**AIM OF THE TASK**. Locate and copy each line in the data that contains the word "this".

**RECORD EXCERPTS**.
================================

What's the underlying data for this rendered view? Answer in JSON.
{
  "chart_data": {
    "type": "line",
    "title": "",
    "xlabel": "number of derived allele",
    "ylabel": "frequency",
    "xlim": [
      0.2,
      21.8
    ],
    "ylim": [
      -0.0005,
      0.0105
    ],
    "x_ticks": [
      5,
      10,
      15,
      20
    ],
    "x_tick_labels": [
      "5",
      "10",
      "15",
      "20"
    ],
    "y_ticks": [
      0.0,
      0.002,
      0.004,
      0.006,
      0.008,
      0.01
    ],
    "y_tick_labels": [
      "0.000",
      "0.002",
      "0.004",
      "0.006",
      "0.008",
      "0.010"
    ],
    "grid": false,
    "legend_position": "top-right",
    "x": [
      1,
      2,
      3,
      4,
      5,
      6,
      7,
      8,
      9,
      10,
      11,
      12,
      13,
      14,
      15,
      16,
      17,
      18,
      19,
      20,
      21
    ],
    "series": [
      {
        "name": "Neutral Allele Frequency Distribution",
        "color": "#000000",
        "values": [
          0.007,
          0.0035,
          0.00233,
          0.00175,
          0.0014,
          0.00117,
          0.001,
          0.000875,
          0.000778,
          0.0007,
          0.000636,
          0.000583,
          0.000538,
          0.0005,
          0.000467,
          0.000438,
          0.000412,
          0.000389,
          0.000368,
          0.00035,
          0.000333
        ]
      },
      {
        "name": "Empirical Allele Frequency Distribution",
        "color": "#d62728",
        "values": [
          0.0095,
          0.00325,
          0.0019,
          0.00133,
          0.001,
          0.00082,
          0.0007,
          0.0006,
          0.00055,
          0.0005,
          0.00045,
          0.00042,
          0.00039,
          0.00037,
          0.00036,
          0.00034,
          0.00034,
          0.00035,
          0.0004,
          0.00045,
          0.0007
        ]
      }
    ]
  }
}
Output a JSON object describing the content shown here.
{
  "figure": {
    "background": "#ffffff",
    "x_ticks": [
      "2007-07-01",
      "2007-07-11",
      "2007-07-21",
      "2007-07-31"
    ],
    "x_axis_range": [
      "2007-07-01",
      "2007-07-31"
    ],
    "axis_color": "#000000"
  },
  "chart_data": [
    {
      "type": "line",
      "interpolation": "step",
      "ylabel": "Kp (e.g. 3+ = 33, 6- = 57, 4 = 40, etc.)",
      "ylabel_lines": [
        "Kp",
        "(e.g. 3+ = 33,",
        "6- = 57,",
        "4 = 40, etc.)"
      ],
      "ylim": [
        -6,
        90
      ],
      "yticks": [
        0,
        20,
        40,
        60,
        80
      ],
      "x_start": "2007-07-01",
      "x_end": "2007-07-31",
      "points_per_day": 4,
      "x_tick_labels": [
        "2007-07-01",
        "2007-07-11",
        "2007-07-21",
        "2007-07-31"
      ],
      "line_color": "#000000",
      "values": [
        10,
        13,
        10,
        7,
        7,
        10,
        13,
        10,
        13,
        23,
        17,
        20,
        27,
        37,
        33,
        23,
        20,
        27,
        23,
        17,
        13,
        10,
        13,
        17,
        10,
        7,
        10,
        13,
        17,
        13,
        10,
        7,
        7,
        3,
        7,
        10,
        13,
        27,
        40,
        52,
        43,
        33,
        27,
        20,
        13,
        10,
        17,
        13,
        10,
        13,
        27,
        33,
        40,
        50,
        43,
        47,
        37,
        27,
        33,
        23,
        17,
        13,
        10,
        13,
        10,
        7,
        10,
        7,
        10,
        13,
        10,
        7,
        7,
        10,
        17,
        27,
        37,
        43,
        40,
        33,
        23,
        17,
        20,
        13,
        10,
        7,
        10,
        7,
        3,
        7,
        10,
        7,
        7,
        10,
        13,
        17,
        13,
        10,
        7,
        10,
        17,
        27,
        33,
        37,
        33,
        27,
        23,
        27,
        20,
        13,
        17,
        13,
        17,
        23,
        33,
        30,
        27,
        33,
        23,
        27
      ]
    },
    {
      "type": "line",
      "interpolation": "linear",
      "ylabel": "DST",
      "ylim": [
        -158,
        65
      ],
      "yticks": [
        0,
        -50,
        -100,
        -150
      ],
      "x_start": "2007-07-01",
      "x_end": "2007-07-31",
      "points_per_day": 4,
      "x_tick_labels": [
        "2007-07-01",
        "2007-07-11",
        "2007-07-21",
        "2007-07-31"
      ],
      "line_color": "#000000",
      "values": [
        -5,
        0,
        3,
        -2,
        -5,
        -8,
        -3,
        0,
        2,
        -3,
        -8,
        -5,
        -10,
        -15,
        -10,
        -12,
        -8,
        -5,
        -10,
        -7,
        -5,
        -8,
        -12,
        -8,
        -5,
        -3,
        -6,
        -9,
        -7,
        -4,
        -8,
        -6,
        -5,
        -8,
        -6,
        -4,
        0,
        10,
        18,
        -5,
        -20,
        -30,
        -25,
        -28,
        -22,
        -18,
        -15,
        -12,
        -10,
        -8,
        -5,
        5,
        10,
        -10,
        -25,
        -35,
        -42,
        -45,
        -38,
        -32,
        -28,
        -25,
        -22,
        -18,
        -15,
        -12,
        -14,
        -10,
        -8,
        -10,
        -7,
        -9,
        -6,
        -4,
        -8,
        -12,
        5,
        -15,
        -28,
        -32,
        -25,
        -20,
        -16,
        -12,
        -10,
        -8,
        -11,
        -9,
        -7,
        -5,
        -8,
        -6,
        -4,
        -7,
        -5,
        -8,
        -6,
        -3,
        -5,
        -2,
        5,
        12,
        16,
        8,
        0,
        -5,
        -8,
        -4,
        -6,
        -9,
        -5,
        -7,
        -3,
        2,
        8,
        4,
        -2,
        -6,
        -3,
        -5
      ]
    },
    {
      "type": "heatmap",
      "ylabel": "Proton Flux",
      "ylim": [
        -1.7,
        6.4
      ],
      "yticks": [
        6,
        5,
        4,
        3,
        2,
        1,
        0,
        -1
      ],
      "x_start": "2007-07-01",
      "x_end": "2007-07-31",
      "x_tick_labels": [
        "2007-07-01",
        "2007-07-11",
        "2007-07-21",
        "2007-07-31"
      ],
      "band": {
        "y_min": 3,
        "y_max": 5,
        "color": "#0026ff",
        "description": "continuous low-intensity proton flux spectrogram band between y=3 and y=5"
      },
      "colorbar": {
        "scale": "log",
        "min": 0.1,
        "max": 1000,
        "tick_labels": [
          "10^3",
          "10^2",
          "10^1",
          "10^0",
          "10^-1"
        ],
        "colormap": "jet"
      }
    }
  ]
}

================================

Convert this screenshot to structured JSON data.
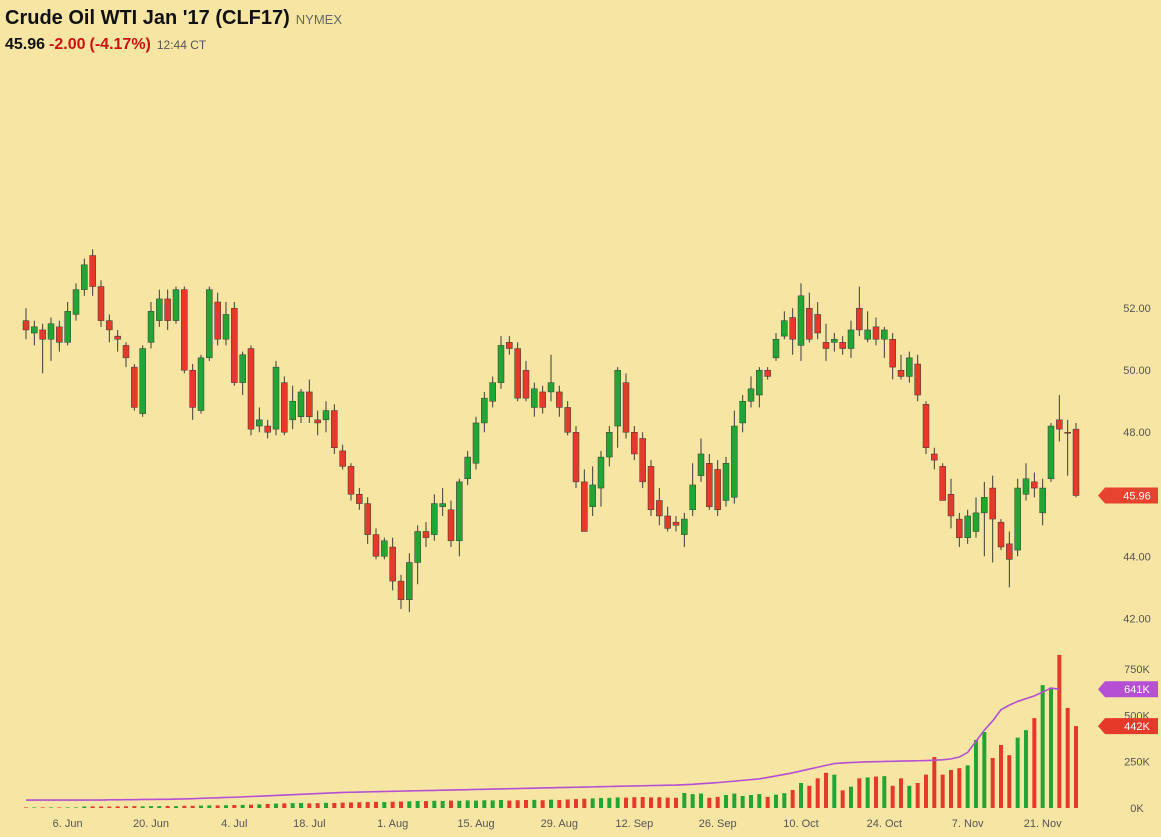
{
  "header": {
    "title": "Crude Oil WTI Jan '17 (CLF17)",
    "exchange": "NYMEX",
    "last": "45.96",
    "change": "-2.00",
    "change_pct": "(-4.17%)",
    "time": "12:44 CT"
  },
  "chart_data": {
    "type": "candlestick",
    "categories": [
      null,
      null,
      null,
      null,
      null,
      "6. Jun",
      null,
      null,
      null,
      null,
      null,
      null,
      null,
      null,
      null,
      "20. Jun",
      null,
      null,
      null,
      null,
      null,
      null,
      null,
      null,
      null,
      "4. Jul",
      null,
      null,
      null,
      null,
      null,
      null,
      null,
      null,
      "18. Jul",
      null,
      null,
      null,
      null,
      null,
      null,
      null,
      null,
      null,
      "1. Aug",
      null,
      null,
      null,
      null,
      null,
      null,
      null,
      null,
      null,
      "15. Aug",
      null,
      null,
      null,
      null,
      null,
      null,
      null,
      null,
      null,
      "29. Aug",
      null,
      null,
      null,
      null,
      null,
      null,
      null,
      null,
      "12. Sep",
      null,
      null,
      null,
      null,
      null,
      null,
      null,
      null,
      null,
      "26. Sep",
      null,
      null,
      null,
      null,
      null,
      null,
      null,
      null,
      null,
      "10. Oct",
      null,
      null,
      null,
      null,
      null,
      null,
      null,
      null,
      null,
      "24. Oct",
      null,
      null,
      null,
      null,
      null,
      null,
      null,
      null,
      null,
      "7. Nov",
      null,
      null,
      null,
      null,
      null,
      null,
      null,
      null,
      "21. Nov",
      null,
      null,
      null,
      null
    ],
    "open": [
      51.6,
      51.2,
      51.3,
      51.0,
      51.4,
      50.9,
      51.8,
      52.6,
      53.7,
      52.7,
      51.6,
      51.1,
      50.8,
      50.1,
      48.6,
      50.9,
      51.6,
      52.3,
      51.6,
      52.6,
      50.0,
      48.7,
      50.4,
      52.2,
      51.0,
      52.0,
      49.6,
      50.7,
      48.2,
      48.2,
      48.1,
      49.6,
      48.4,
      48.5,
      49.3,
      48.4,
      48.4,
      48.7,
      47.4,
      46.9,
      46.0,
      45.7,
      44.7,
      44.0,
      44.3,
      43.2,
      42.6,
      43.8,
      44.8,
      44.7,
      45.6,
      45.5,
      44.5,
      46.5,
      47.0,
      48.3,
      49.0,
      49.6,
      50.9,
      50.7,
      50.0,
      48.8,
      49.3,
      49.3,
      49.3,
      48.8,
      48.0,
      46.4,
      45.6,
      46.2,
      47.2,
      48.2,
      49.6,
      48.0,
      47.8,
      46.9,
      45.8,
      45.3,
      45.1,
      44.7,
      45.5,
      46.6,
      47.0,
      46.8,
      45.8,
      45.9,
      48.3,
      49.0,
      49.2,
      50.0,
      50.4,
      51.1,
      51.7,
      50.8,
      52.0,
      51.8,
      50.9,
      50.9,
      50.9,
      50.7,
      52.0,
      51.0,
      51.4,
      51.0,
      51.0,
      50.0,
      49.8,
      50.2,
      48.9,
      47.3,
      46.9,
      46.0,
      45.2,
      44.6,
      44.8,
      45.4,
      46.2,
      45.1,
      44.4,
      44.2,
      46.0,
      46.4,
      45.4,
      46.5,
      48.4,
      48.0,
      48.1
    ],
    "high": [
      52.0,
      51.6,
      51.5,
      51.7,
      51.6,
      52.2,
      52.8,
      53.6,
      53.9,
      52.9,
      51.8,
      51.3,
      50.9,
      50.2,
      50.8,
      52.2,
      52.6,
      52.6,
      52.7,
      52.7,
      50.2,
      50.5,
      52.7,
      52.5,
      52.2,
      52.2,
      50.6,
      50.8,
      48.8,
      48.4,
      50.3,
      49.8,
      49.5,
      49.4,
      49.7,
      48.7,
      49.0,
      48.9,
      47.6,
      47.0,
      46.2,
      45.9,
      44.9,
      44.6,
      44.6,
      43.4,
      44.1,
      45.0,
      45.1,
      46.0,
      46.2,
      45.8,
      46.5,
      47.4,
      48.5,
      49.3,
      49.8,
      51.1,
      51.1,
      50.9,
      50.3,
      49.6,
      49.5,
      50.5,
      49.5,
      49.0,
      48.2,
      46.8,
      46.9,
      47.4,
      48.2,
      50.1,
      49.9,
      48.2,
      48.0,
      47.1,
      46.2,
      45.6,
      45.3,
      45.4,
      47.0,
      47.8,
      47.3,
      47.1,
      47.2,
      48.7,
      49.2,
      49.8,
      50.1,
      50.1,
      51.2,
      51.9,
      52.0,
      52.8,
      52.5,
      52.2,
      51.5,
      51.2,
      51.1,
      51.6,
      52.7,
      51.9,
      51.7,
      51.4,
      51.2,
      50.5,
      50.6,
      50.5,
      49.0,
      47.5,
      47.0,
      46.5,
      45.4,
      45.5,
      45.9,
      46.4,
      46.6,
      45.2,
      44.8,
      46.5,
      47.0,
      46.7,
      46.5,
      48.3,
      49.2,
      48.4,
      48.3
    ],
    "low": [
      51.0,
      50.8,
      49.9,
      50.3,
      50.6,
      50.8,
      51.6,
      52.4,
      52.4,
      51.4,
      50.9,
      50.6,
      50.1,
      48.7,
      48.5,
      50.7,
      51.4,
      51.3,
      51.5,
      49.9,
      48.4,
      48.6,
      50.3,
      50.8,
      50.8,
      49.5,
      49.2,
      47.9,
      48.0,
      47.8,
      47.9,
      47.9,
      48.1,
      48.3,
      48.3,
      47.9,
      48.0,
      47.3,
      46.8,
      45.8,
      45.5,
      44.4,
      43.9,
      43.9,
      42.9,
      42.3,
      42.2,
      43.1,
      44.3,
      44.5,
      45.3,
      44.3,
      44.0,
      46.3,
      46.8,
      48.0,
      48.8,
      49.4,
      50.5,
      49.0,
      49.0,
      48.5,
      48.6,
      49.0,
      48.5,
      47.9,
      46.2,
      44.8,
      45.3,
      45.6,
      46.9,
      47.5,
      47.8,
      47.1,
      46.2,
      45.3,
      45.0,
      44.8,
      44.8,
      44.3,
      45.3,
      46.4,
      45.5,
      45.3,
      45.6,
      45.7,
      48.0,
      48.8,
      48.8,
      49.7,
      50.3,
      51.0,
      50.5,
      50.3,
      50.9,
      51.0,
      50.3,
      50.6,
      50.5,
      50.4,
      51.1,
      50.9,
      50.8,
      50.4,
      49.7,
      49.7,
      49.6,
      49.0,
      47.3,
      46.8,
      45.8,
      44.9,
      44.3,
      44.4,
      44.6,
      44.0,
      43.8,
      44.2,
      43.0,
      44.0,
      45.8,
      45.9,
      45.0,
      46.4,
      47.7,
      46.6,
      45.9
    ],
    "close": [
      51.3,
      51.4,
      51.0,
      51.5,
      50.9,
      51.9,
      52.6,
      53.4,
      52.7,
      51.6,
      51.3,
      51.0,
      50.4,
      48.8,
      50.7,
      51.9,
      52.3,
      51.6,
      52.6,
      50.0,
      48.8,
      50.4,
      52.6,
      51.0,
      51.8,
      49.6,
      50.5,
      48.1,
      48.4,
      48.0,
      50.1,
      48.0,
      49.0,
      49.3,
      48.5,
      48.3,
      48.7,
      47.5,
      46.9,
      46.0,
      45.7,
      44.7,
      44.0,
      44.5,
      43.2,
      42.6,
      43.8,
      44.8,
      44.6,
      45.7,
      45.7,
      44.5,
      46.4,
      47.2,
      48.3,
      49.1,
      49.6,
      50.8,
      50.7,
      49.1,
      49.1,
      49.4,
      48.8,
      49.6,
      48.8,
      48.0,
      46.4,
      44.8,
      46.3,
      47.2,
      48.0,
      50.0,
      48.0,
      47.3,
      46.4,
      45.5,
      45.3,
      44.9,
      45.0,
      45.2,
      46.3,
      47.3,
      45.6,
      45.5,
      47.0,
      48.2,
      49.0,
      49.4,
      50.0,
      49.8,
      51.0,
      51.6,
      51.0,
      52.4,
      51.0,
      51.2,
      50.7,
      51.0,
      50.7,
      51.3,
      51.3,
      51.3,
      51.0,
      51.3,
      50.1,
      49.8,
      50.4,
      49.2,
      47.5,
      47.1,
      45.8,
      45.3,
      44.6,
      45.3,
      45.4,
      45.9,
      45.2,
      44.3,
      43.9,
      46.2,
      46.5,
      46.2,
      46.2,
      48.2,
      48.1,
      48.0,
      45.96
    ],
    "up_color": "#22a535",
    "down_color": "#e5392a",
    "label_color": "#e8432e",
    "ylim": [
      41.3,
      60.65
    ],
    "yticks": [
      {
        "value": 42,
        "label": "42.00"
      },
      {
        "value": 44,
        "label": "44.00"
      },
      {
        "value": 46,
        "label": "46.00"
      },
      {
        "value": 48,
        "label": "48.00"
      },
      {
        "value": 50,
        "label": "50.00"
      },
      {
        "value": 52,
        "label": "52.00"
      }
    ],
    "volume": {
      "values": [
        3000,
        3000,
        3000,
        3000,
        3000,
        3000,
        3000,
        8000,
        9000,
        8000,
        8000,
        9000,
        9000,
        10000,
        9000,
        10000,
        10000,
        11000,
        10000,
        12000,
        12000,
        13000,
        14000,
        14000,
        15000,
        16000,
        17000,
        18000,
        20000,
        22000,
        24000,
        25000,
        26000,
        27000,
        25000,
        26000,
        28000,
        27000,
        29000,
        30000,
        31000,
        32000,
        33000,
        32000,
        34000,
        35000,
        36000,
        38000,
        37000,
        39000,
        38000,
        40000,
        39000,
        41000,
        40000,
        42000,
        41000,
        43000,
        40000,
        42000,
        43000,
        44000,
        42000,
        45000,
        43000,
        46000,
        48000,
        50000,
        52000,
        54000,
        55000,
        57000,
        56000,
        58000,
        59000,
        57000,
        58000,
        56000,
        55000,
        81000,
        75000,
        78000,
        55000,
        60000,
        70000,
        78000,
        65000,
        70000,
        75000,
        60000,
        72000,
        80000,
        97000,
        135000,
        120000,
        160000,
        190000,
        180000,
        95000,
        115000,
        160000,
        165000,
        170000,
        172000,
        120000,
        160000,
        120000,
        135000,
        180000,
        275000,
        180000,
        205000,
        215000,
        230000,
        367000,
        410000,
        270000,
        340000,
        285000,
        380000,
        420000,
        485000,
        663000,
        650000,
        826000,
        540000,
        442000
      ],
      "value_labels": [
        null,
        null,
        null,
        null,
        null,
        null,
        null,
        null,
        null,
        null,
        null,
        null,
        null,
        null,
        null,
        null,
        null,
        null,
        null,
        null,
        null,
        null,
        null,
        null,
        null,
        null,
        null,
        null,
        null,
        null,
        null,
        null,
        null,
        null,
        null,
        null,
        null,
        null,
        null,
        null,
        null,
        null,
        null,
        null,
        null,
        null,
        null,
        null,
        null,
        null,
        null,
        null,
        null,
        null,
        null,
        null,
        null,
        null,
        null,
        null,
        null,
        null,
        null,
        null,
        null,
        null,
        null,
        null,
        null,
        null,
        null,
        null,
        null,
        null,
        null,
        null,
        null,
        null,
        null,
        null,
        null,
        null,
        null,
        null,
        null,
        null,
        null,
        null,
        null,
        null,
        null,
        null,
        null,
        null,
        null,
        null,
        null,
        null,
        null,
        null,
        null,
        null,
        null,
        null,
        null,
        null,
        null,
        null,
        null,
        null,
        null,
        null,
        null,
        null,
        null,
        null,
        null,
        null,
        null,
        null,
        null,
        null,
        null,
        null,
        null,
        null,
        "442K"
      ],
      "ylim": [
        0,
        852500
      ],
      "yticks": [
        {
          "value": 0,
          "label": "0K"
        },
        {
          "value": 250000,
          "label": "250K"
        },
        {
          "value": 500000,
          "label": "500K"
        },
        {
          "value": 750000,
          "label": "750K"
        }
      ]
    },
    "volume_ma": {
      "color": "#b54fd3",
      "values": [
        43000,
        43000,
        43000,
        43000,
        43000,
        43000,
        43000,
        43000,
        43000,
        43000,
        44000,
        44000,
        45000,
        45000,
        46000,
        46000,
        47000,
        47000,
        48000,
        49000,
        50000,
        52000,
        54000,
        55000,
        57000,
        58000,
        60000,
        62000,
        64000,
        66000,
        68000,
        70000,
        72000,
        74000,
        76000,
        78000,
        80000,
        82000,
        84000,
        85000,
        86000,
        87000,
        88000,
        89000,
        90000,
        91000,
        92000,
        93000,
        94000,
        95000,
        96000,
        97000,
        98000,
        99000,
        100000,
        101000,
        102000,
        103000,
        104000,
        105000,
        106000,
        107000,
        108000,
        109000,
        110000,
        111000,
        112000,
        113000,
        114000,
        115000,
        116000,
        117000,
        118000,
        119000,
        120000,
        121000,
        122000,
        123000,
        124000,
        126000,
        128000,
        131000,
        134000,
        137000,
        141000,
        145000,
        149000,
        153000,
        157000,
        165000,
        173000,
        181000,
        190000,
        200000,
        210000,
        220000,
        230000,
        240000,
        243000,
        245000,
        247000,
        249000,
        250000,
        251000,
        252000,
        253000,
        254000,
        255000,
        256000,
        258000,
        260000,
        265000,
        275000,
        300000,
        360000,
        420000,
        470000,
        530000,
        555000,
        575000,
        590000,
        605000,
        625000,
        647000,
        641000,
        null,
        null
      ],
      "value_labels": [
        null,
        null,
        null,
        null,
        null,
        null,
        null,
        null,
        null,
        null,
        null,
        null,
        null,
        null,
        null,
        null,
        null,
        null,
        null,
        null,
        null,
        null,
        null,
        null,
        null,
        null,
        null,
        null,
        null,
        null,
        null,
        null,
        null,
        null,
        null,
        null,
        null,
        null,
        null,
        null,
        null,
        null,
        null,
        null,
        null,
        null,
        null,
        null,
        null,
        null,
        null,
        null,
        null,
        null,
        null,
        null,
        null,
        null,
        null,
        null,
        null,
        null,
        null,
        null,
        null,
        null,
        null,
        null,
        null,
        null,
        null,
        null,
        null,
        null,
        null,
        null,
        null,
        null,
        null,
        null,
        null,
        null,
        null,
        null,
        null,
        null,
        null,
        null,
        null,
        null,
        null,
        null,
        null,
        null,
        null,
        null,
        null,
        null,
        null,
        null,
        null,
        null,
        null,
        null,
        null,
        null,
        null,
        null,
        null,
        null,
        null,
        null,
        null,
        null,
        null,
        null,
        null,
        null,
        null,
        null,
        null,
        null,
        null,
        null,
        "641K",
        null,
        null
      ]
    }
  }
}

================================

**FINISHED ANSWER**.
What's the underlying data for this rendered view? Answer in JSON.
Convert this screenshot to structured JSON data.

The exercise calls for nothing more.